**WORK TO DO**. Please print the full listing exactly.

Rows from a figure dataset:
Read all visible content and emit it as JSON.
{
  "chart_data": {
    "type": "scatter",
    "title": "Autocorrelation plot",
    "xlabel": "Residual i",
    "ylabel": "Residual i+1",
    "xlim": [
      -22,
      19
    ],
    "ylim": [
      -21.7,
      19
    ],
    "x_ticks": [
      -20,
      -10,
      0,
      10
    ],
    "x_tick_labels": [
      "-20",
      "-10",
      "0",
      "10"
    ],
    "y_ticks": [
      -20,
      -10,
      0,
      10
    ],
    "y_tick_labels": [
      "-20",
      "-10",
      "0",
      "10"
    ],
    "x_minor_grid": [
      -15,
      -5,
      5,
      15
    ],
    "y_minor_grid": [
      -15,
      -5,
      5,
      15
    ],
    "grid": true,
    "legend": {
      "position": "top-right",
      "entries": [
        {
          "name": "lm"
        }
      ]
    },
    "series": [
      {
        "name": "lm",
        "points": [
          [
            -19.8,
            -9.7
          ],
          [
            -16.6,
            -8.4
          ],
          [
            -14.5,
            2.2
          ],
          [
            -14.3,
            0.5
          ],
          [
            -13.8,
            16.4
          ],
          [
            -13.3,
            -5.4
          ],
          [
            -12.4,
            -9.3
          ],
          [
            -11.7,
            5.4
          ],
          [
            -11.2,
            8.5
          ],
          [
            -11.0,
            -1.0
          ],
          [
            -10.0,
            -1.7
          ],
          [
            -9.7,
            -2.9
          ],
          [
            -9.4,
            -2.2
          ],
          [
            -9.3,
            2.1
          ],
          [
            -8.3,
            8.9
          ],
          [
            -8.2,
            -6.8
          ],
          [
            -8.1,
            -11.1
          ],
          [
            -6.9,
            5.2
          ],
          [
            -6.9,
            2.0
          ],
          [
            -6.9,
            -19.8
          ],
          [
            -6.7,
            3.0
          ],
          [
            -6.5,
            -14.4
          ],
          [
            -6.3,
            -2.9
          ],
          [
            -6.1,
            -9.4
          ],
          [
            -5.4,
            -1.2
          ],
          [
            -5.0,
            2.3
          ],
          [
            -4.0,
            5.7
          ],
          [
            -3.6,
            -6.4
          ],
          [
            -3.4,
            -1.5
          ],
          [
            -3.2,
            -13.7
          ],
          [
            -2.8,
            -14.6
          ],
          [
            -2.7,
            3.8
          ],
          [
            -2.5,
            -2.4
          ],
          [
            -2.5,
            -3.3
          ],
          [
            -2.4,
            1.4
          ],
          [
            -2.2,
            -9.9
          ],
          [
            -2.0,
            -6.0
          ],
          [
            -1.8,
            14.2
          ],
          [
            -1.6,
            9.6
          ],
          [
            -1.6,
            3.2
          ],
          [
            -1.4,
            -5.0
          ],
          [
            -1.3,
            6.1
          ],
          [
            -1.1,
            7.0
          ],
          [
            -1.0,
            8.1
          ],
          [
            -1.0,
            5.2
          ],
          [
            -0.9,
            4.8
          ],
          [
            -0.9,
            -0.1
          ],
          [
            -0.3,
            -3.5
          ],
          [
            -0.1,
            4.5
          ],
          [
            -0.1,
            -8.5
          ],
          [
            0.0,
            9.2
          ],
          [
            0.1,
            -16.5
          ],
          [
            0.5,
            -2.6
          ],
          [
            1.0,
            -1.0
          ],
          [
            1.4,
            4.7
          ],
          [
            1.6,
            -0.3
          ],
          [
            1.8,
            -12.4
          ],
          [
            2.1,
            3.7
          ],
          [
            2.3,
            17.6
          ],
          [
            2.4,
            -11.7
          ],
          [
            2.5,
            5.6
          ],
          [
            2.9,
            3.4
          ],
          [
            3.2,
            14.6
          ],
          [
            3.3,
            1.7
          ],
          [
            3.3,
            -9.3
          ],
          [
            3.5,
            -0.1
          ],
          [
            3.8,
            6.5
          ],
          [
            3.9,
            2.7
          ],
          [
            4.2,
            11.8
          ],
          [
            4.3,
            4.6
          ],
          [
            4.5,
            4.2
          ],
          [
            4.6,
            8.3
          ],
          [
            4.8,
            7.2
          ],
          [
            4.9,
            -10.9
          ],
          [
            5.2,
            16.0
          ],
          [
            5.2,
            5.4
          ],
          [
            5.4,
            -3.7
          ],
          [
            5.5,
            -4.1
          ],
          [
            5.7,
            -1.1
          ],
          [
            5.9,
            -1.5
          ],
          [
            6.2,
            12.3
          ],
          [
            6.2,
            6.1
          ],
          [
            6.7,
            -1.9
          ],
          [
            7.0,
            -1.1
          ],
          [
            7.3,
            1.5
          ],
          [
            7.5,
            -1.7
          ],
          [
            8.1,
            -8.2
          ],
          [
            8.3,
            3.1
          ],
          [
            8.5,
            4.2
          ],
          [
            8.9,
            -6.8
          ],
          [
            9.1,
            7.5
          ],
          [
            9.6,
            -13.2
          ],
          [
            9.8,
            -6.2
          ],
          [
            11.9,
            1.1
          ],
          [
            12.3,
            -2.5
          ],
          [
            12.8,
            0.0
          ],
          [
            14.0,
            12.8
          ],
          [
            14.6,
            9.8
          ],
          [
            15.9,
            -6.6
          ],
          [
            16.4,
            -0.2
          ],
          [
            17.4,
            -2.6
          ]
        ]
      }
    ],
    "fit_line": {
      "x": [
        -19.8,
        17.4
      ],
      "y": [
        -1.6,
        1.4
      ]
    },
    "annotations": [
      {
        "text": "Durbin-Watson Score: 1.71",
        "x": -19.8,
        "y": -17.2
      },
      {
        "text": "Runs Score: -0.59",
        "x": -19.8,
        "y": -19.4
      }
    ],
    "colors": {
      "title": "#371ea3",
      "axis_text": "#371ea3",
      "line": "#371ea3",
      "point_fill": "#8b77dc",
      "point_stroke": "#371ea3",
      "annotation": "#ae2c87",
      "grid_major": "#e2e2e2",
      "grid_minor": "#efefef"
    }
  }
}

**REPLY**.
Read all visible content and emit it as JSON.
{
  "chart_data": {
    "type": "scatter",
    "title": "Autocorrelation plot",
    "xlabel": "Residual i",
    "ylabel": "Residual i+1",
    "xlim": [
      -22,
      19
    ],
    "ylim": [
      -21.7,
      19
    ],
    "x_ticks": [
      -20,
      -10,
      0,
      10
    ],
    "x_tick_labels": [
      "-20",
      "-10",
      "0",
      "10"
    ],
    "y_ticks": [
      -20,
      -10,
      0,
      10
    ],
    "y_tick_labels": [
      "-20",
      "-10",
      "0",
      "10"
    ],
    "x_minor_grid": [
      -15,
      -5,
      5,
      15
    ],
    "y_minor_grid": [
      -15,
      -5,
      5,
      15
    ],
    "grid": true,
    "legend": {
      "position": "top-right",
      "entries": [
        {
          "name": "lm"
        }
      ]
    },
    "series": [
      {
        "name": "lm",
        "points": [
          [
            -19.8,
            -9.7
          ],
          [
            -16.6,
            -8.4
          ],
          [
            -14.5,
            2.2
          ],
          [
            -14.3,
            0.5
          ],
          [
            -13.8,
            16.4
          ],
          [
            -13.3,
            -5.4
          ],
          [
            -12.4,
            -9.3
          ],
          [
            -11.7,
            5.4
          ],
          [
            -11.2,
            8.5
          ],
          [
            -11.0,
            -1.0
          ],
          [
            -10.0,
            -1.7
          ],
          [
            -9.7,
            -2.9
          ],
          [
            -9.4,
            -2.2
          ],
          [
            -9.3,
            2.1
          ],
          [
            -8.3,
            8.9
          ],
          [
            -8.2,
            -6.8
          ],
          [
            -8.1,
            -11.1
          ],
          [
            -6.9,
            5.2
          ],
          [
            -6.9,
            2.0
          ],
          [
            -6.9,
            -19.8
          ],
          [
            -6.7,
            3.0
          ],
          [
            -6.5,
            -14.4
          ],
          [
            -6.3,
            -2.9
          ],
          [
            -6.1,
            -9.4
          ],
          [
            -5.4,
            -1.2
          ],
          [
            -5.0,
            2.3
          ],
          [
            -4.0,
            5.7
          ],
          [
            -3.6,
            -6.4
          ],
          [
            -3.4,
            -1.5
          ],
          [
            -3.2,
            -13.7
          ],
          [
            -2.8,
            -14.6
          ],
          [
            -2.7,
            3.8
          ],
          [
            -2.5,
            -2.4
          ],
          [
            -2.5,
            -3.3
          ],
          [
            -2.4,
            1.4
          ],
          [
            -2.2,
            -9.9
          ],
          [
            -2.0,
            -6.0
          ],
          [
            -1.8,
            14.2
          ],
          [
            -1.6,
            9.6
          ],
          [
            -1.6,
            3.2
          ],
          [
            -1.4,
            -5.0
          ],
          [
            -1.3,
            6.1
          ],
          [
            -1.1,
            7.0
          ],
          [
            -1.0,
            8.1
          ],
          [
            -1.0,
            5.2
          ],
          [
            -0.9,
            4.8
          ],
          [
            -0.9,
            -0.1
          ],
          [
            -0.3,
            -3.5
          ],
          [
            -0.1,
            4.5
          ],
          [
            -0.1,
            -8.5
          ],
          [
            0.0,
            9.2
          ],
          [
            0.1,
            -16.5
          ],
          [
            0.5,
            -2.6
          ],
          [
            1.0,
            -1.0
          ],
          [
            1.4,
            4.7
          ],
          [
            1.6,
            -0.3
          ],
          [
            1.8,
            -12.4
          ],
          [
            2.1,
            3.7
          ],
          [
            2.3,
            17.6
          ],
          [
            2.4,
            -11.7
          ],
          [
            2.5,
            5.6
          ],
          [
            2.9,
            3.4
          ],
          [
            3.2,
            14.6
          ],
          [
            3.3,
            1.7
          ],
          [
            3.3,
            -9.3
          ],
          [
            3.5,
            -0.1
          ],
          [
            3.8,
            6.5
          ],
          [
            3.9,
            2.7
          ],
          [
            4.2,
            11.8
          ],
          [
            4.3,
            4.6
          ],
          [
            4.5,
            4.2
          ],
          [
            4.6,
            8.3
          ],
          [
            4.8,
            7.2
          ],
          [
            4.9,
            -10.9
          ],
          [
            5.2,
            16.0
          ],
          [
            5.2,
            5.4
          ],
          [
            5.4,
            -3.7
          ],
          [
            5.5,
            -4.1
          ],
          [
            5.7,
            -1.1
          ],
          [
            5.9,
            -1.5
          ],
          [
            6.2,
            12.3
          ],
          [
            6.2,
            6.1
          ],
          [
            6.7,
            -1.9
          ],
          [
            7.0,
            -1.1
          ],
          [
            7.3,
            1.5
          ],
          [
            7.5,
            -1.7
          ],
          [
            8.1,
            -8.2
          ],
          [
            8.3,
            3.1
          ],
          [
            8.5,
            4.2
          ],
          [
            8.9,
            -6.8
          ],
          [
            9.1,
            7.5
          ],
          [
            9.6,
            -13.2
          ],
          [
            9.8,
            -6.2
          ],
          [
            11.9,
            1.1
          ],
          [
            12.3,
            -2.5
          ],
          [
            12.8,
            0.0
          ],
          [
            14.0,
            12.8
          ],
          [
            14.6,
            9.8
          ],
          [
            15.9,
            -6.6
          ],
          [
            16.4,
            -0.2
          ],
          [
            17.4,
            -2.6
          ]
        ]
      }
    ],
    "fit_line": {
      "x": [
        -19.8,
        17.4
      ],
      "y": [
        -1.6,
        1.4
      ]
    },
    "annotations": [
      {
        "text": "Durbin-Watson Score: 1.71",
        "x": -19.8,
        "y": -17.2
      },
      {
        "text": "Runs Score: -0.59",
        "x": -19.8,
        "y": -19.4
      }
    ],
    "colors": {
      "title": "#371ea3",
      "axis_text": "#371ea3",
      "line": "#371ea3",
      "point_fill": "#8b77dc",
      "point_stroke": "#371ea3",
      "annotation": "#ae2c87",
      "grid_major": "#e2e2e2",
      "grid_minor": "#efefef"
    }
  }
}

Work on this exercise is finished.